**EXERCISE BRIEF**: Determine the number of lines where "legal" occurs and reply with that number by itself.

⁂

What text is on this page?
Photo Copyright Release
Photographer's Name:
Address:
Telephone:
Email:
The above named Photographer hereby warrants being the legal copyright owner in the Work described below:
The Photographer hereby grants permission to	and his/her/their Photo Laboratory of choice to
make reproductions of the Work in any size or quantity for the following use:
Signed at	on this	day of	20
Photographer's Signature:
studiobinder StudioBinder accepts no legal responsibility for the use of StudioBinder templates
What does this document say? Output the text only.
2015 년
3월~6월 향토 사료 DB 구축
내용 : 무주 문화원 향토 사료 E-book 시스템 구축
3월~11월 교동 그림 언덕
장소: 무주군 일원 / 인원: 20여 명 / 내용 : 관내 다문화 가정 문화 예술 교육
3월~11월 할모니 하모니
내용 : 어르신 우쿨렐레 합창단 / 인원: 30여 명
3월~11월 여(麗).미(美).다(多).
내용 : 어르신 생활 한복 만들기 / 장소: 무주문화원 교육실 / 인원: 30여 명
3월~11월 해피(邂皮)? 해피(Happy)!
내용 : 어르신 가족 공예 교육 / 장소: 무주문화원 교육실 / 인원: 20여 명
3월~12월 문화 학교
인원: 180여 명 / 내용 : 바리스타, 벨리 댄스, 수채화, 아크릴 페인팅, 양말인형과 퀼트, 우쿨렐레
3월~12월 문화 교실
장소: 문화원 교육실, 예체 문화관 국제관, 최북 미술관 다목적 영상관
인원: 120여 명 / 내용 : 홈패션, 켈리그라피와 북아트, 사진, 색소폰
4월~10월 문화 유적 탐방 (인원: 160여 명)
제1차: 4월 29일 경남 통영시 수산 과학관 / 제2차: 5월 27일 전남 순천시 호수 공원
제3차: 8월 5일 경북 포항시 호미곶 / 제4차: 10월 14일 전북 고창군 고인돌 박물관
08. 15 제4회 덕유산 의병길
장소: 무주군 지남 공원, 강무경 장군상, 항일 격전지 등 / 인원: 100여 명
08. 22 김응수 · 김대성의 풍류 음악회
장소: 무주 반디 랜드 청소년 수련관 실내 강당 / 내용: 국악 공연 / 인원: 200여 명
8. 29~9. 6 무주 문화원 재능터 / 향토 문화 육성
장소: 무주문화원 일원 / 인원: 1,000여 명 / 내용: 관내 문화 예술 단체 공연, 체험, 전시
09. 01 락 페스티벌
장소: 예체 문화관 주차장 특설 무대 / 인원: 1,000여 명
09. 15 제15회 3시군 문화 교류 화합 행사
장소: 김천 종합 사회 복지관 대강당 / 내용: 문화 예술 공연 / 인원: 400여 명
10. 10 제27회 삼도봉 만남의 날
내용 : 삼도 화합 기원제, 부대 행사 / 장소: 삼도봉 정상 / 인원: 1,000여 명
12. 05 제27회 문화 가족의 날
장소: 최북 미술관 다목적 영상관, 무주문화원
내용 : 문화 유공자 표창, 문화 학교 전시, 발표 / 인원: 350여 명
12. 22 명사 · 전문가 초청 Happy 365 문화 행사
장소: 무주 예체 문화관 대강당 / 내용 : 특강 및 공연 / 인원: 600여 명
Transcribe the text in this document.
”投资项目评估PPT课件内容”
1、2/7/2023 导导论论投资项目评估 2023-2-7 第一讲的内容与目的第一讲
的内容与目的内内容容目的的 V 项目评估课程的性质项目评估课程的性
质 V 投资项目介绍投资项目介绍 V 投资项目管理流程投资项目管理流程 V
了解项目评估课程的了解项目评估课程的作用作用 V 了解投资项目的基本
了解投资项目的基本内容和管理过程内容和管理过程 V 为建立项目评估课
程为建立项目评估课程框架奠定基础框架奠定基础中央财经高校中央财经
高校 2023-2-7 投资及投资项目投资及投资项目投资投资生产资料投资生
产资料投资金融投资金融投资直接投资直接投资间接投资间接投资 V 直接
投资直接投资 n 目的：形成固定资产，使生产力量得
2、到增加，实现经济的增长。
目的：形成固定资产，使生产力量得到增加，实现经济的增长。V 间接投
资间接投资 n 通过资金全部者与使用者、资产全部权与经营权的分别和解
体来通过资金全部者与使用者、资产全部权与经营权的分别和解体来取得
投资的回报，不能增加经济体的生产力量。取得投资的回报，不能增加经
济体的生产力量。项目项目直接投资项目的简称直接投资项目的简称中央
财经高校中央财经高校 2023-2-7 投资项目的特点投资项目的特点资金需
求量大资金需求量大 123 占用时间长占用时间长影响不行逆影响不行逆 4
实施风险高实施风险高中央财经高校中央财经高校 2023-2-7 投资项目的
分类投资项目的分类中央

⁂

**ANSWER TO THE TASK**: 2